- _Short problem_:
Nothing should be left out: output all of the entries exactly.
— begin Rows —
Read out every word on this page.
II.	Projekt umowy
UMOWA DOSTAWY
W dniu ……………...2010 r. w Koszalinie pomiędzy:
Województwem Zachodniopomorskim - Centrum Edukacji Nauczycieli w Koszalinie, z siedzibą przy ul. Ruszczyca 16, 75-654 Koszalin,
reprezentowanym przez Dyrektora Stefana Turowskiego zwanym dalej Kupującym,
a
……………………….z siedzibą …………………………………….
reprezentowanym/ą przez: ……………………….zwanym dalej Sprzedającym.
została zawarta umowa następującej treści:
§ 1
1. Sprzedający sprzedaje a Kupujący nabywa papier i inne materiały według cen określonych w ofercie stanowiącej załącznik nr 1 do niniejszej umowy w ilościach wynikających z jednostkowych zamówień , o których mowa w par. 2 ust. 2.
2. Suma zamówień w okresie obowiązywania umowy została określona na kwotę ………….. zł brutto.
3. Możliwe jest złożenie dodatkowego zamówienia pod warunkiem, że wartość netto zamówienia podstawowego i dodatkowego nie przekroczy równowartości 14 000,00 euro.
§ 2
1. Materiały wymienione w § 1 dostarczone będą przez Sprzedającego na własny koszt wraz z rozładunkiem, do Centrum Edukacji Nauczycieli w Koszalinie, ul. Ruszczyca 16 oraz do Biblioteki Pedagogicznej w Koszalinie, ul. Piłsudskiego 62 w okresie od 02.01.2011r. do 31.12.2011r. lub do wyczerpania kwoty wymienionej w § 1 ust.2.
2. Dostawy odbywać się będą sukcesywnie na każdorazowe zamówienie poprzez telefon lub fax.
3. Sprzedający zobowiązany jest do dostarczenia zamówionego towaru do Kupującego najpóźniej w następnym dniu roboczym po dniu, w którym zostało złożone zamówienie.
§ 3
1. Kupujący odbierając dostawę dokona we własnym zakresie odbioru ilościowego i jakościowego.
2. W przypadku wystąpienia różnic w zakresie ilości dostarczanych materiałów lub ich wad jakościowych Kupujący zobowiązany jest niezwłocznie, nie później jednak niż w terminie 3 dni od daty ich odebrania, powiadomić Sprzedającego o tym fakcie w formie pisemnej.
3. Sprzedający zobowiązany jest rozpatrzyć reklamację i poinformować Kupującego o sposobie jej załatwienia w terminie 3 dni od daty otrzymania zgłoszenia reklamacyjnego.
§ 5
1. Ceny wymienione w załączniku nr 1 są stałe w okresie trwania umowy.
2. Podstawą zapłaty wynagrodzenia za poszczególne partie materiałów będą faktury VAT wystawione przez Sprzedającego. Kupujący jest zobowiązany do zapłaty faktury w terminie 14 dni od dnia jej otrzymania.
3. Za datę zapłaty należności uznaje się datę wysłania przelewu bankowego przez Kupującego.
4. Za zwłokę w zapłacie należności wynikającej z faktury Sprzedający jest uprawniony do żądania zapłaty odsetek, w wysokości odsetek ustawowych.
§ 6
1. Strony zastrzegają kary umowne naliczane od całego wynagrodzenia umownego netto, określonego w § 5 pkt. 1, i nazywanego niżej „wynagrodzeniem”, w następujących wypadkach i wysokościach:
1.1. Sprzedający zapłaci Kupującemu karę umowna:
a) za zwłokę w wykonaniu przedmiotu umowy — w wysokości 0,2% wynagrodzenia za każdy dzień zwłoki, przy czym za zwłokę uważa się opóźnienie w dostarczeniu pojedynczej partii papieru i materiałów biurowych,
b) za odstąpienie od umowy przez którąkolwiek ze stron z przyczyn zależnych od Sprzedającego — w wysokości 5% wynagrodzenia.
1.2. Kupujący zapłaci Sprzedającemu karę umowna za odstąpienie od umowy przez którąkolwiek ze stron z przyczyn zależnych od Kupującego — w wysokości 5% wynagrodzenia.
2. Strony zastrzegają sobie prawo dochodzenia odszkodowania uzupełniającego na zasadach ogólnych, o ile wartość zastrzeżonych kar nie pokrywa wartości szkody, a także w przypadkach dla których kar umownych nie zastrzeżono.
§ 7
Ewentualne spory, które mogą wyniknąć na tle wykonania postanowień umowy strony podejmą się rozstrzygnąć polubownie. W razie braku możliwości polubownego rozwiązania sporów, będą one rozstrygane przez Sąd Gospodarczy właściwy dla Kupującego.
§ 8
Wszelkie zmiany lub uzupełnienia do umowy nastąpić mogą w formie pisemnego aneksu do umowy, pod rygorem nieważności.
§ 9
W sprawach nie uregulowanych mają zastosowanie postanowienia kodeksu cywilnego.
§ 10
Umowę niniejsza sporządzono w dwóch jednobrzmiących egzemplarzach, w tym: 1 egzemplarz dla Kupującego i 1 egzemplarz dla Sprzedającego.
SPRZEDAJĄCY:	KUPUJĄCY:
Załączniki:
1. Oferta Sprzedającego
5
— end Rows —
- _Problem solution_:
Read out every word on this page.
II.	Projekt umowy
UMOWA DOSTAWY
W dniu ……………...2010 r. w Koszalinie pomiędzy:
Województwem Zachodniopomorskim - Centrum Edukacji Nauczycieli w Koszalinie, z siedzibą przy ul. Ruszczyca 16, 75-654 Koszalin,
reprezentowanym przez Dyrektora Stefana Turowskiego zwanym dalej Kupującym,
a
……………………….z siedzibą …………………………………….
reprezentowanym/ą przez: ……………………….zwanym dalej Sprzedającym.
została zawarta umowa następującej treści:
§ 1
1. Sprzedający sprzedaje a Kupujący nabywa papier i inne materiały według cen określonych w ofercie stanowiącej załącznik nr 1 do niniejszej umowy w ilościach wynikających z jednostkowych zamówień , o których mowa w par. 2 ust. 2.
2. Suma zamówień w okresie obowiązywania umowy została określona na kwotę ………….. zł brutto.
3. Możliwe jest złożenie dodatkowego zamówienia pod warunkiem, że wartość netto zamówienia podstawowego i dodatkowego nie przekroczy równowartości 14 000,00 euro.
§ 2
1. Materiały wymienione w § 1 dostarczone będą przez Sprzedającego na własny koszt wraz z rozładunkiem, do Centrum Edukacji Nauczycieli w Koszalinie, ul. Ruszczyca 16 oraz do Biblioteki Pedagogicznej w Koszalinie, ul. Piłsudskiego 62 w okresie od 02.01.2011r. do 31.12.2011r. lub do wyczerpania kwoty wymienionej w § 1 ust.2.
2. Dostawy odbywać się będą sukcesywnie na każdorazowe zamówienie poprzez telefon lub fax.
3. Sprzedający zobowiązany jest do dostarczenia zamówionego towaru do Kupującego najpóźniej w następnym dniu roboczym po dniu, w którym zostało złożone zamówienie.
§ 3
1. Kupujący odbierając dostawę dokona we własnym zakresie odbioru ilościowego i jakościowego.
2. W przypadku wystąpienia różnic w zakresie ilości dostarczanych materiałów lub ich wad jakościowych Kupujący zobowiązany jest niezwłocznie, nie później jednak niż w terminie 3 dni od daty ich odebrania, powiadomić Sprzedającego o tym fakcie w formie pisemnej.
3. Sprzedający zobowiązany jest rozpatrzyć reklamację i poinformować Kupującego o sposobie jej załatwienia w terminie 3 dni od daty otrzymania zgłoszenia reklamacyjnego.
§ 5
1. Ceny wymienione w załączniku nr 1 są stałe w okresie trwania umowy.
2. Podstawą zapłaty wynagrodzenia za poszczególne partie materiałów będą faktury VAT wystawione przez Sprzedającego. Kupujący jest zobowiązany do zapłaty faktury w terminie 14 dni od dnia jej otrzymania.
3. Za datę zapłaty należności uznaje się datę wysłania przelewu bankowego przez Kupującego.
4. Za zwłokę w zapłacie należności wynikającej z faktury Sprzedający jest uprawniony do żądania zapłaty odsetek, w wysokości odsetek ustawowych.
§ 6
1. Strony zastrzegają kary umowne naliczane od całego wynagrodzenia umownego netto, określonego w § 5 pkt. 1, i nazywanego niżej „wynagrodzeniem”, w następujących wypadkach i wysokościach:
1.1. Sprzedający zapłaci Kupującemu karę umowna:
a) za zwłokę w wykonaniu przedmiotu umowy — w wysokości 0,2% wynagrodzenia za każdy dzień zwłoki, przy czym za zwłokę uważa się opóźnienie w dostarczeniu pojedynczej partii papieru i materiałów biurowych,
b) za odstąpienie od umowy przez którąkolwiek ze stron z przyczyn zależnych od Sprzedającego — w wysokości 5% wynagrodzenia.
1.2. Kupujący zapłaci Sprzedającemu karę umowna za odstąpienie od umowy przez którąkolwiek ze stron z przyczyn zależnych od Kupującego — w wysokości 5% wynagrodzenia.
2. Strony zastrzegają sobie prawo dochodzenia odszkodowania uzupełniającego na zasadach ogólnych, o ile wartość zastrzeżonych kar nie pokrywa wartości szkody, a także w przypadkach dla których kar umownych nie zastrzeżono.
§ 7
Ewentualne spory, które mogą wyniknąć na tle wykonania postanowień umowy strony podejmą się rozstrzygnąć polubownie. W razie braku możliwości polubownego rozwiązania sporów, będą one rozstrygane przez Sąd Gospodarczy właściwy dla Kupującego.
§ 8
Wszelkie zmiany lub uzupełnienia do umowy nastąpić mogą w formie pisemnego aneksu do umowy, pod rygorem nieważności.
§ 9
W sprawach nie uregulowanych mają zastosowanie postanowienia kodeksu cywilnego.
§ 10
Umowę niniejsza sporządzono w dwóch jednobrzmiących egzemplarzach, w tym: 1 egzemplarz dla Kupującego i 1 egzemplarz dla Sprzedającego.
SPRZEDAJĄCY:	KUPUJĄCY:
Załączniki:
1. Oferta Sprzedającego
5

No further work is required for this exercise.